### REQUIREMENTS
Return the records, each one exactly as written.

### MATERIAL PROVIDED
%%

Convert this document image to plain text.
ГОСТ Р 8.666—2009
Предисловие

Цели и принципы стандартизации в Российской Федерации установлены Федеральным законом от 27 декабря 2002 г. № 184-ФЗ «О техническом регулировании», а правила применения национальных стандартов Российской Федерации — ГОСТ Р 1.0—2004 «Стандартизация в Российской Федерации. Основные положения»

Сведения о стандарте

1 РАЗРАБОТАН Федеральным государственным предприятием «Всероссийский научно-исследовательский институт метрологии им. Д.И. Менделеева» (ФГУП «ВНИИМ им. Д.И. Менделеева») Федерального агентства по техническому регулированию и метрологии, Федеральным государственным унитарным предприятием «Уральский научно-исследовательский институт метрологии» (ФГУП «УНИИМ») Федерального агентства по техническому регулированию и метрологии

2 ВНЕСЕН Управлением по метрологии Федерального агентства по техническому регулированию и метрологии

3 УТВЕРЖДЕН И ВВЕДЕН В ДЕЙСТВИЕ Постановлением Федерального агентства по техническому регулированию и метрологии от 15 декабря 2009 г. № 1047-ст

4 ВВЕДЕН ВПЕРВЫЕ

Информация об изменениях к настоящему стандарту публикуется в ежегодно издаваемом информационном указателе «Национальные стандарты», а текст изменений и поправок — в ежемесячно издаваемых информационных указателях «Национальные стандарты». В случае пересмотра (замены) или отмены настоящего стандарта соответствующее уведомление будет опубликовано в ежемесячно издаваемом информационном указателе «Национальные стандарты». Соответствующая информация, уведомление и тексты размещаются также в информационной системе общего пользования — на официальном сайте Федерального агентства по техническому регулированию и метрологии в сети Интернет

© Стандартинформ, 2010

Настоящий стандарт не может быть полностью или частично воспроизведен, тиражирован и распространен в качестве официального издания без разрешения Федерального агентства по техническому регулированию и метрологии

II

%%

### SOLUTION TO THIS EXERCISE
Convert this document image to plain text.
ГОСТ Р 8.666—2009
Предисловие

Цели и принципы стандартизации в Российской Федерации установлены Федеральным законом от 27 декабря 2002 г. № 184-ФЗ «О техническом регулировании», а правила применения национальных стандартов Российской Федерации — ГОСТ Р 1.0—2004 «Стандартизация в Российской Федерации. Основные положения»

Сведения о стандарте

1 РАЗРАБОТАН Федеральным государственным предприятием «Всероссийский научно-исследовательский институт метрологии им. Д.И. Менделеева» (ФГУП «ВНИИМ им. Д.И. Менделеева») Федерального агентства по техническому регулированию и метрологии, Федеральным государственным унитарным предприятием «Уральский научно-исследовательский институт метрологии» (ФГУП «УНИИМ») Федерального агентства по техническому регулированию и метрологии

2 ВНЕСЕН Управлением по метрологии Федерального агентства по техническому регулированию и метрологии

3 УТВЕРЖДЕН И ВВЕДЕН В ДЕЙСТВИЕ Постановлением Федерального агентства по техническому регулированию и метрологии от 15 декабря 2009 г. № 1047-ст

4 ВВЕДЕН ВПЕРВЫЕ

Информация об изменениях к настоящему стандарту публикуется в ежегодно издаваемом информационном указателе «Национальные стандарты», а текст изменений и поправок — в ежемесячно издаваемых информационных указателях «Национальные стандарты». В случае пересмотра (замены) или отмены настоящего стандарта соответствующее уведомление будет опубликовано в ежемесячно издаваемом информационном указателе «Национальные стандарты». Соответствующая информация, уведомление и тексты размещаются также в информационной системе общего пользования — на официальном сайте Федерального агентства по техническому регулированию и метрологии в сети Интернет

© Стандартинформ, 2010

Настоящий стандарт не может быть полностью или частично воспроизведен, тиражирован и распространен в качестве официального издания без разрешения Федерального агентства по техническому регулированию и метрологии

II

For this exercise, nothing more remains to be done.